## Task details
Find each line containing the string "Sanjay". Copy it.

Items from a dataset
^^^^^^^^^^^^^^^^

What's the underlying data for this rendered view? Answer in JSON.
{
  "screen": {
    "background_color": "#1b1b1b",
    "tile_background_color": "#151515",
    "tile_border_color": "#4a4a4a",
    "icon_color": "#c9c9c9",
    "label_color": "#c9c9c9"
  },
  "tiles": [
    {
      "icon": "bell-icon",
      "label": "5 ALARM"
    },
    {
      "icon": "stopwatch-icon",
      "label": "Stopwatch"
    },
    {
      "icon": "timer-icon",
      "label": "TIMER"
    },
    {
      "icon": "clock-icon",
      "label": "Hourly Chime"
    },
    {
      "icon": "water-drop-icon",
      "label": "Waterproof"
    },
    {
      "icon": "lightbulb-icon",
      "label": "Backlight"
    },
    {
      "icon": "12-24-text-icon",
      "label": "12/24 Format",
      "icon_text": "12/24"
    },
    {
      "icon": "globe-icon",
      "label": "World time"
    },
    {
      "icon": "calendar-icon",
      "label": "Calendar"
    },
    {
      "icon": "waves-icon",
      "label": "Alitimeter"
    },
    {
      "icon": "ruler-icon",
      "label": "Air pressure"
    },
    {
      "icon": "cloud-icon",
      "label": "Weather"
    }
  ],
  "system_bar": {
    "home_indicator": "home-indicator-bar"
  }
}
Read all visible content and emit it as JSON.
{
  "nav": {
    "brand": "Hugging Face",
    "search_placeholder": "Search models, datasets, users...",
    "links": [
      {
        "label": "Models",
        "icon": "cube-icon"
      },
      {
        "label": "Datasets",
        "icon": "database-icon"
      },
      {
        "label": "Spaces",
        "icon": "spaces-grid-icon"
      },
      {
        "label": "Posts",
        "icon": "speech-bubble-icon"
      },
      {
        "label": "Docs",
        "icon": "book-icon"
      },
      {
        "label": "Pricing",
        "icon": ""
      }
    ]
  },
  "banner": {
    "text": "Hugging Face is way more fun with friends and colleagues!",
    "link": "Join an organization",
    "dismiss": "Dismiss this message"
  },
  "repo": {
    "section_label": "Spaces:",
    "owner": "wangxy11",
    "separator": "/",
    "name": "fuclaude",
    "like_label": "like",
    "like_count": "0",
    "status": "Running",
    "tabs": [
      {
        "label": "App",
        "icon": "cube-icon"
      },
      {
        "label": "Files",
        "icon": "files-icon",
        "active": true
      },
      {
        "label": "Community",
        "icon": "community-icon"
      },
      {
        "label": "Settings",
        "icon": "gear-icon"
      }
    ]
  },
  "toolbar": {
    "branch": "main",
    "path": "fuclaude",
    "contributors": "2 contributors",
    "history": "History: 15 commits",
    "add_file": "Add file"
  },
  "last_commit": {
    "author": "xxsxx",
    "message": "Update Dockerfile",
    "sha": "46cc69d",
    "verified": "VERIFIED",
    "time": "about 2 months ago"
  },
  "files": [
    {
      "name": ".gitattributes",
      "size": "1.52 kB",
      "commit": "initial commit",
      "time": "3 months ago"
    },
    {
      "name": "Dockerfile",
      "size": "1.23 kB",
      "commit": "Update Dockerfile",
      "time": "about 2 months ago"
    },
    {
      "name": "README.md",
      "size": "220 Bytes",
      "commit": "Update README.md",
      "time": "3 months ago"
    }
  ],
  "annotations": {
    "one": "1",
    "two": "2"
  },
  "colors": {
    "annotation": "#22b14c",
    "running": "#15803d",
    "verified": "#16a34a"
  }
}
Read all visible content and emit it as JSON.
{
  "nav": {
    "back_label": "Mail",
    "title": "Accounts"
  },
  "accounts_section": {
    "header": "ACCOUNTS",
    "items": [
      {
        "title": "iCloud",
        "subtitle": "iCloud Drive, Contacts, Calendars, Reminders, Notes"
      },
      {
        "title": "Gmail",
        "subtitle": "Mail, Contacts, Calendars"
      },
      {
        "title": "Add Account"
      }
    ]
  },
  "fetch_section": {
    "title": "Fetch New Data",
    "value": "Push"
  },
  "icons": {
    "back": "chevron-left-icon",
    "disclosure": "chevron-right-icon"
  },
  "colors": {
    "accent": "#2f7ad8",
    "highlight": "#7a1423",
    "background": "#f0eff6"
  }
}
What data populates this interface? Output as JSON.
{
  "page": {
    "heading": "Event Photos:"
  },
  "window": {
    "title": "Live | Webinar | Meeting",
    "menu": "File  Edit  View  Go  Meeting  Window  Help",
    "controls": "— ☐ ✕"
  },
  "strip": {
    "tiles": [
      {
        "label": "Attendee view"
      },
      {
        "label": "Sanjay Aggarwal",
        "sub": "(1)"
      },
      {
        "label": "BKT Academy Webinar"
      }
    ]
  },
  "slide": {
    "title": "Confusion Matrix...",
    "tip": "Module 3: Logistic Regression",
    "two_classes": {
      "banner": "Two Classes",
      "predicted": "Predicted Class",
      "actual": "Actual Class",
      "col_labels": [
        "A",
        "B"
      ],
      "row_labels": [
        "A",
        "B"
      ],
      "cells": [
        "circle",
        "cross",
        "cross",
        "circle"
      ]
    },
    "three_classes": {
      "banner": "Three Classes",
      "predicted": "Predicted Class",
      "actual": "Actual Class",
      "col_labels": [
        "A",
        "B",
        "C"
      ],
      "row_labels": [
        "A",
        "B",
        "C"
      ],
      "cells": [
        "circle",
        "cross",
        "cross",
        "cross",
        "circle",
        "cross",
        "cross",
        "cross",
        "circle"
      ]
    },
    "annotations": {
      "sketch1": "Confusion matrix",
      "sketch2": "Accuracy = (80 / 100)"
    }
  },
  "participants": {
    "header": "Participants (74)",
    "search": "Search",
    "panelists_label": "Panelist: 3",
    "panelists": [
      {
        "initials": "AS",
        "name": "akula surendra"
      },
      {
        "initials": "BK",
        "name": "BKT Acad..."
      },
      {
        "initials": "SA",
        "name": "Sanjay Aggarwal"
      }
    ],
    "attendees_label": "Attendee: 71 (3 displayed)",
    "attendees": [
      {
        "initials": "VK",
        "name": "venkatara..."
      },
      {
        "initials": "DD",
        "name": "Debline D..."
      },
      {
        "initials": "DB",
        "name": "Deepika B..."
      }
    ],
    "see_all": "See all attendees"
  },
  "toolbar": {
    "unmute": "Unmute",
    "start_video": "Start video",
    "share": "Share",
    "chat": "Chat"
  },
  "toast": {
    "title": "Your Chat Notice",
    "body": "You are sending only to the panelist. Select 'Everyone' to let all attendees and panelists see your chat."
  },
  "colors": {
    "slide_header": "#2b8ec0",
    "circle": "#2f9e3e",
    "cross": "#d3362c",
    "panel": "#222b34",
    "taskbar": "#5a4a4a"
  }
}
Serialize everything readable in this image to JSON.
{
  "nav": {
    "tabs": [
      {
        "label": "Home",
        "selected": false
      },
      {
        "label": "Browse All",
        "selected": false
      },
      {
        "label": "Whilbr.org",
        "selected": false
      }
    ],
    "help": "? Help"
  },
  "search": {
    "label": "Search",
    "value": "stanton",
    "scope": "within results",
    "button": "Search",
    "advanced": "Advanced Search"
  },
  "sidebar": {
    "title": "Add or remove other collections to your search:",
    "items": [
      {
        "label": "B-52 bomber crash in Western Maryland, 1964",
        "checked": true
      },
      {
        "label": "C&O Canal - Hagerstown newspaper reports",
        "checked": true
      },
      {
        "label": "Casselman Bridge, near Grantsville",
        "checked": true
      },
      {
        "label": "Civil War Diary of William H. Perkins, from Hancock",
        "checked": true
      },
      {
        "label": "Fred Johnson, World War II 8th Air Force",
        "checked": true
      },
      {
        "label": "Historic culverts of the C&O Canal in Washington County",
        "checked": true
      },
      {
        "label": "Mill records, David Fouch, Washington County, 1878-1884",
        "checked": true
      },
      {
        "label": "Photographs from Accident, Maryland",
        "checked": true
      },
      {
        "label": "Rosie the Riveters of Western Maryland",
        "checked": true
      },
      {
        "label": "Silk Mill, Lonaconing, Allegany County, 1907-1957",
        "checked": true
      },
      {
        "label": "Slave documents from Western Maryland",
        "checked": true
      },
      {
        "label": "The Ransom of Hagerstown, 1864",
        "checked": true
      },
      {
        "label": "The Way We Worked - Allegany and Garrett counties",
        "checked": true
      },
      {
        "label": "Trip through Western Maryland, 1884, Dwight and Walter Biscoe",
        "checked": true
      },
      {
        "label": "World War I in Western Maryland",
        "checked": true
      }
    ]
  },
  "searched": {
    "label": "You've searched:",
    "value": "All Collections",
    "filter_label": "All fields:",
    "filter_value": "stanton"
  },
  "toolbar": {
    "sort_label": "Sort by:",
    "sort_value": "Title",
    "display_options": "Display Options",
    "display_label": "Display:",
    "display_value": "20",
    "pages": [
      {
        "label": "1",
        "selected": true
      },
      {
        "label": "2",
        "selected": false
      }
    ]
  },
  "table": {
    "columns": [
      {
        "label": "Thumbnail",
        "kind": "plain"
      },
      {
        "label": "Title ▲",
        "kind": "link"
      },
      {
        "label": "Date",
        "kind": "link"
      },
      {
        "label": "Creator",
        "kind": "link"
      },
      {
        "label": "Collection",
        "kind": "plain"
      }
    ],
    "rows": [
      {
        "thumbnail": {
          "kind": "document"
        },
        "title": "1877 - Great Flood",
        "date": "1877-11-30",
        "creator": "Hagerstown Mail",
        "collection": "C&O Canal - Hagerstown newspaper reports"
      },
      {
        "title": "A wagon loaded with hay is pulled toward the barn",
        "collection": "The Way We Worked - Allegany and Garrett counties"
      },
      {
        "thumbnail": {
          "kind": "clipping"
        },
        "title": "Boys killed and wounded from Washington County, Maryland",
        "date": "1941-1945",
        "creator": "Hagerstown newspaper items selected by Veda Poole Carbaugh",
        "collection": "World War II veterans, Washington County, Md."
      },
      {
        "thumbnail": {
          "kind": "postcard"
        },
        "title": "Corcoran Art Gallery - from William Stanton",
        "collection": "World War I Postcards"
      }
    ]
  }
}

^^^^^^^^^^^^^^^^

## Final answer
        "label": "Sanjay Aggarwal",
        "name": "Sanjay Aggarwal"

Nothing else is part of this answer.